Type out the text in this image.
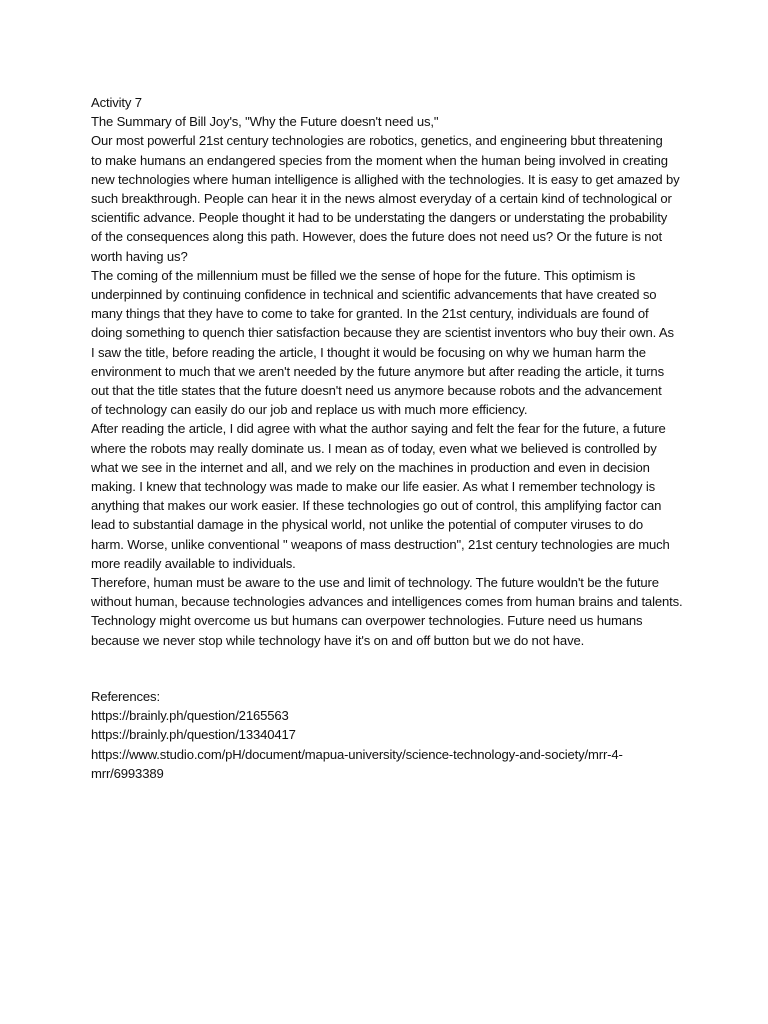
Activity 7

The Summary of Bill Joy's, "Why the Future doesn't need us,"

Our most powerful 21st century technologies are robotics, genetics, and engineering bbut threatening
to make humans an endangered species from the moment when the human being involved in creating
new technologies where human intelligence is allighed with the technologies. It is easy to get amazed by
such breakthrough. People can hear it in the news almost everyday of a certain kind of technological or
scientific advance. People thought it had to be understating the dangers or understating the probability
of the consequences along this path. However, does the future does not need us? Or the future is not
worth having us?

The coming of the millennium must be filled we the sense of hope for the future. This optimism is
underpinned by continuing confidence in technical and scientific advancements that have created so
many things that they have to come to take for granted. In the 21st century, individuals are found of
doing something to quench thier satisfaction because they are scientist inventors who buy their own. As
I saw the title, before reading the article, I thought it would be focusing on why we human harm the
environment to much that we aren't needed by the future anymore but after reading the article, it turns
out that the title states that the future doesn't need us anymore because robots and the advancement
of technology can easily do our job and replace us with much more efficiency.

After reading the article, I did agree with what the author saying and felt the fear for the future, a future
where the robots may really dominate us. I mean as of today, even what we believed is controlled by
what we see in the internet and all, and we rely on the machines in production and even in decision
making. I knew that technology was made to make our life easier. As what I remember technology is
anything that makes our work easier. If these technologies go out of control, this amplifying factor can
lead to substantial damage in the physical world, not unlike the potential of computer viruses to do
harm. Worse, unlike conventional " weapons of mass destruction", 21st century technologies are much
more readily available to individuals.

Therefore, human must be aware to the use and limit of technology. The future wouldn't be the future
without human, because technologies advances and intelligences comes from human brains and talents.
Technology might overcome us but humans can overpower technologies. Future need us humans
because we never stop while technology have it's on and off button but we do not have.

References:

https://brainly.ph/question/2165563

https://brainly.ph/question/13340417

https://www.studio.com/pH/document/mapua-university/science-technology-and-society/mrr-4-
mrr/6993389
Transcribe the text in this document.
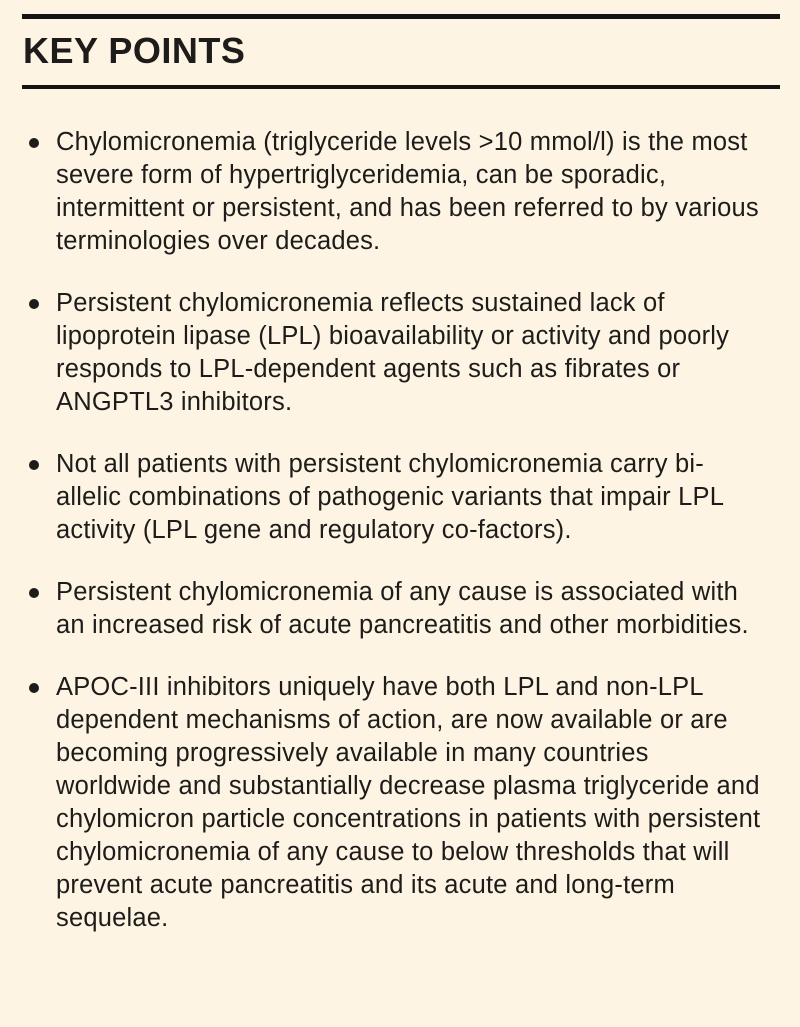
KEY POINTS
Chylomicronemia (triglyceride levels >10 mmol/l) is the most severe form of hypertriglyceridemia, can be sporadic, intermittent or persistent, and has been referred to by various terminologies over decades.
Persistent chylomicronemia reflects sustained lack of lipoprotein lipase (LPL) bioavailability or activity and poorly responds to LPL-dependent agents such as fibrates or ANGPTL3 inhibitors.
Not all patients with persistent chylomicronemia carry bi-allelic combinations of pathogenic variants that impair LPL activity (LPL gene and regulatory co-factors).
Persistent chylomicronemia of any cause is associated with an increased risk of acute pancreatitis and other morbidities.
APOC-III inhibitors uniquely have both LPL and non-LPL dependent mechanisms of action, are now available or are becoming progressively available in many countries worldwide and substantially decrease plasma triglyceride and chylomicron particle concentrations in patients with persistent chylomicronemia of any cause to below thresholds that will prevent acute pancreatitis and its acute and long-term sequelae.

------------------------

TASK TO CARRY OUT
Everything in the entries above should be returned exactly, apart from the pictures.

RESPONSE FOR THIS EXERCISE
Type out the text in this image.
Activity 7

The Summary of Bill Joy's, "Why the Future doesn't need us,"

Our most powerful 21st century technologies are robotics, genetics, and engineering bbut threatening
to make humans an endangered species from the moment when the human being involved in creating
new technologies where human intelligence is allighed with the technologies. It is easy to get amazed by
such breakthrough. People can hear it in the news almost everyday of a certain kind of technological or
scientific advance. People thought it had to be understating the dangers or understating the probability
of the consequences along this path. However, does the future does not need us? Or the future is not
worth having us?

The coming of the millennium must be filled we the sense of hope for the future. This optimism is
underpinned by continuing confidence in technical and scientific advancements that have created so
many things that they have to come to take for granted. In the 21st century, individuals are found of
doing something to quench thier satisfaction because they are scientist inventors who buy their own. As
I saw the title, before reading the article, I thought it would be focusing on why we human harm the
environment to much that we aren't needed by the future anymore but after reading the article, it turns
out that the title states that the future doesn't need us anymore because robots and the advancement
of technology can easily do our job and replace us with much more efficiency.

After reading the article, I did agree with what the author saying and felt the fear for the future, a future
where the robots may really dominate us. I mean as of today, even what we believed is controlled by
what we see in the internet and all, and we rely on the machines in production and even in decision
making. I knew that technology was made to make our life easier. As what I remember technology is
anything that makes our work easier. If these technologies go out of control, this amplifying factor can
lead to substantial damage in the physical world, not unlike the potential of computer viruses to do
harm. Worse, unlike conventional " weapons of mass destruction", 21st century technologies are much
more readily available to individuals.

Therefore, human must be aware to the use and limit of technology. The future wouldn't be the future
without human, because technologies advances and intelligences comes from human brains and talents.
Technology might overcome us but humans can overpower technologies. Future need us humans
because we never stop while technology have it's on and off button but we do not have.

References:

https://brainly.ph/question/2165563

https://brainly.ph/question/13340417

https://www.studio.com/pH/document/mapua-university/science-technology-and-society/mrr-4-
mrr/6993389
Transcribe the text in this document.
KEY POINTS
Chylomicronemia (triglyceride levels >10 mmol/l) is the most severe form of hypertriglyceridemia, can be sporadic, intermittent or persistent, and has been referred to by various terminologies over decades.
Persistent chylomicronemia reflects sustained lack of lipoprotein lipase (LPL) bioavailability or activity and poorly responds to LPL-dependent agents such as fibrates or ANGPTL3 inhibitors.
Not all patients with persistent chylomicronemia carry bi-allelic combinations of pathogenic variants that impair LPL activity (LPL gene and regulatory co-factors).
Persistent chylomicronemia of any cause is associated with an increased risk of acute pancreatitis and other morbidities.
APOC-III inhibitors uniquely have both LPL and non-LPL dependent mechanisms of action, are now available or are becoming progressively available in many countries worldwide and substantially decrease plasma triglyceride and chylomicron particle concentrations in patients with persistent chylomicronemia of any cause to below thresholds that will prevent acute pancreatitis and its acute and long-term sequelae.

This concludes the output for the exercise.